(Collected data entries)
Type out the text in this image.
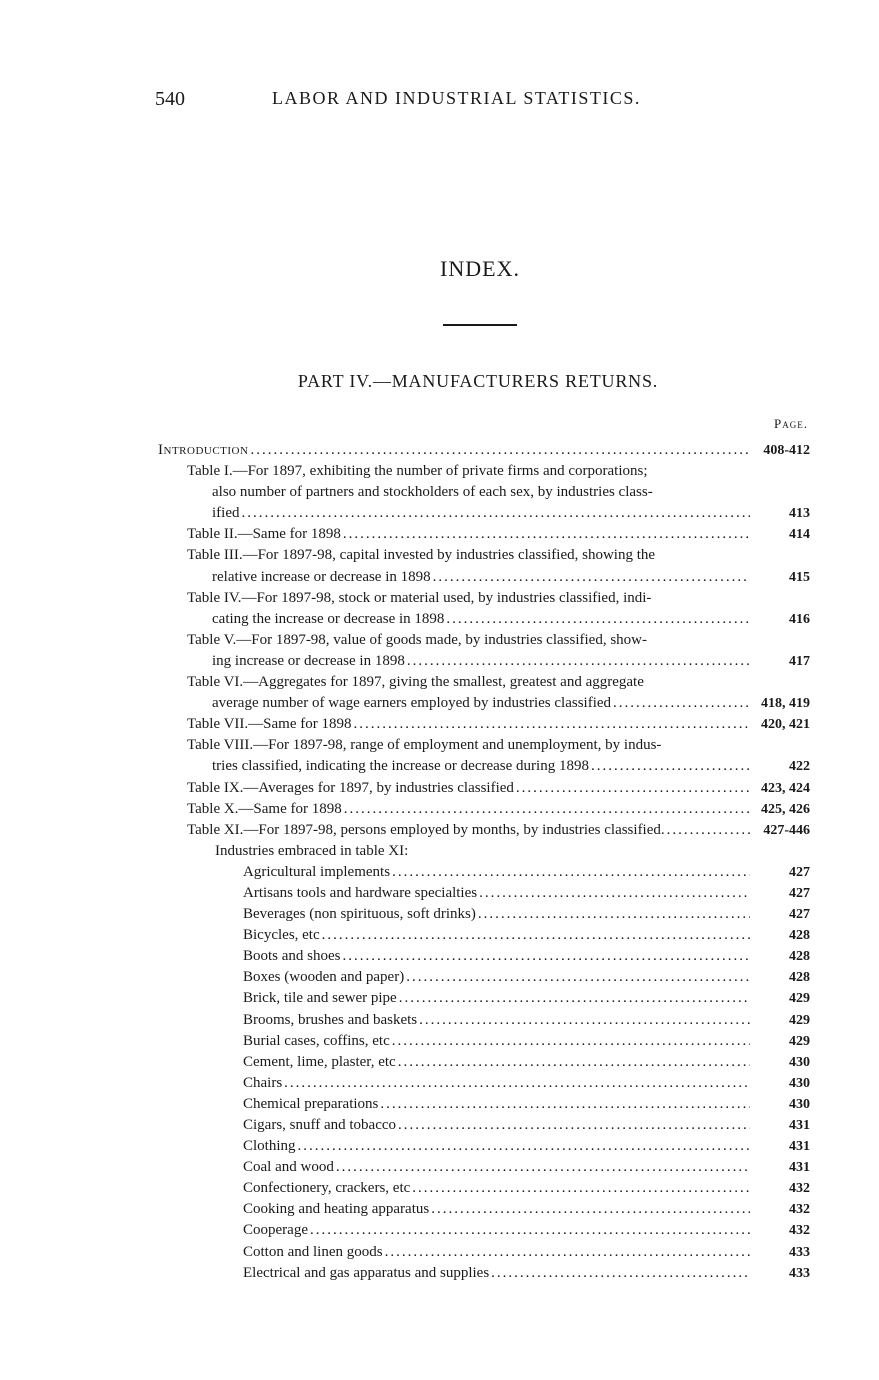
540	LABOR AND INDUSTRIAL STATISTICS.
INDEX.
PART IV.—MANUFACTURERS RETURNS.
Page.
Introduction .....	408-412
Table I.—For 1897, exhibiting the number of private firms and corporations;
also number of partners and stockholders of each sex, by industries class-
ified .....	413
Table II.—Same for 1898 .....	414
Table III.—For 1897-98, capital invested by industries classified, showing the
relative increase or decrease in 1898 .....	415
Table IV.—For 1897-98, stock or material used, by industries classified, indi-
cating the increase or decrease in 1898 .....	416
Table V.—For 1897-98, value of goods made, by industries classified, show-
ing increase or decrease in 1898 .....	417
Table VI.—Aggregates for 1897, giving the smallest, greatest and aggregate
average number of wage earners employed by industries classified .....	418, 419
Table VII.—Same for 1898 .....	420, 421
Table VIII.—For 1897-98, range of employment and unemployment, by indus-
tries classified, indicating the increase or decrease during 1898 .....	422
Table IX.—Averages for 1897, by industries classified .....	423, 424
Table X.—Same for 1898 .....	425, 426
Table XI.—For 1897-98, persons employed by months, by industries classified. .....	427-446
Industries embraced in table XI:
Agricultural implements .....	427
Artisans tools and hardware specialties .....	427
Beverages (non spirituous, soft drinks) .....	427
Bicycles, etc .....	428
Boots and shoes .....	428
Boxes (wooden and paper) .....	428
Brick, tile and sewer pipe .....	429
Brooms, brushes and baskets .....	429
Burial cases, coffins, etc .....	429
Cement, lime, plaster, etc .....	430
Chairs .....	430
Chemical preparations .....	430
Cigars, snuff and tobacco .....	431
Clothing .....	431
Coal and wood .....	431
Confectionery, crackers, etc .....	432
Cooking and heating apparatus .....	432
Cooperage .....	432
Cotton and linen goods .....	433
Electrical and gas apparatus and supplies .....	433
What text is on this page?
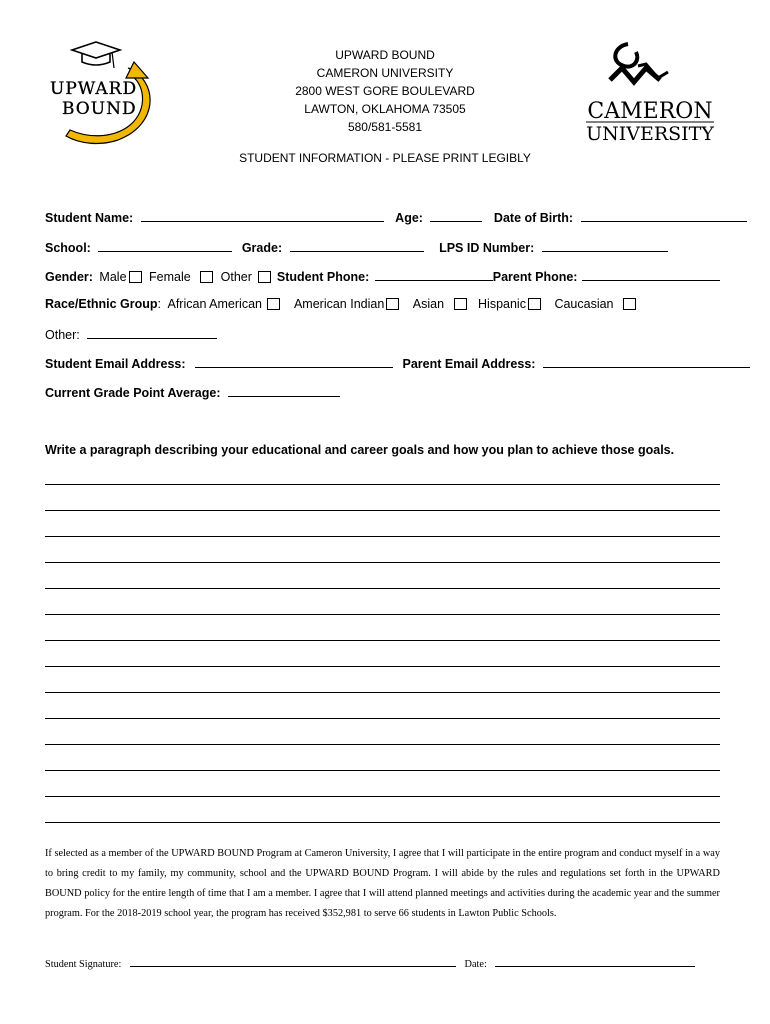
UPWARD
BOUND	CAMERON
UNIVERSITY
UPWARD BOUND
CAMERON UNIVERSITY
2800 WEST GORE BOULEVARD
LAWTON, OKLAHOMA 73505
580/581-5581
STUDENT INFORMATION - PLEASE PRINT LEGIBLY
Student Name:	Age:	Date of Birth:
School:	Grade:	LPS ID Number:
Gender: Male Female Other Student Phone:	Parent Phone:
Race/Ethnic Group: African American	American Indian Asian	Hispanic Caucasian
Other:
Student Email Address:	Parent Email Address:
Current Grade Point Average:
Write a paragraph describing your educational and career goals and how you plan to achieve those goals.
If selected as a member of the UPWARD BOUND Program at Cameron University, I agree that I will participate in the entire program and conduct myself in a way to bring credit to my family, my community, school and the UPWARD BOUND Program. I will abide by the rules and regulations set forth in the UPWARD BOUND policy for the entire length of time that I am a member. I agree that I will attend planned meetings and activities during the academic year and the summer program. For the 2018-2019 school year, the program has received $352,981 to serve 66 students in Lawton Public Schools.
Student Signature:	Date:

* **Task prompt**
Only the number is needed here: how many lines of the records contain "increase"?

* **The solution**
4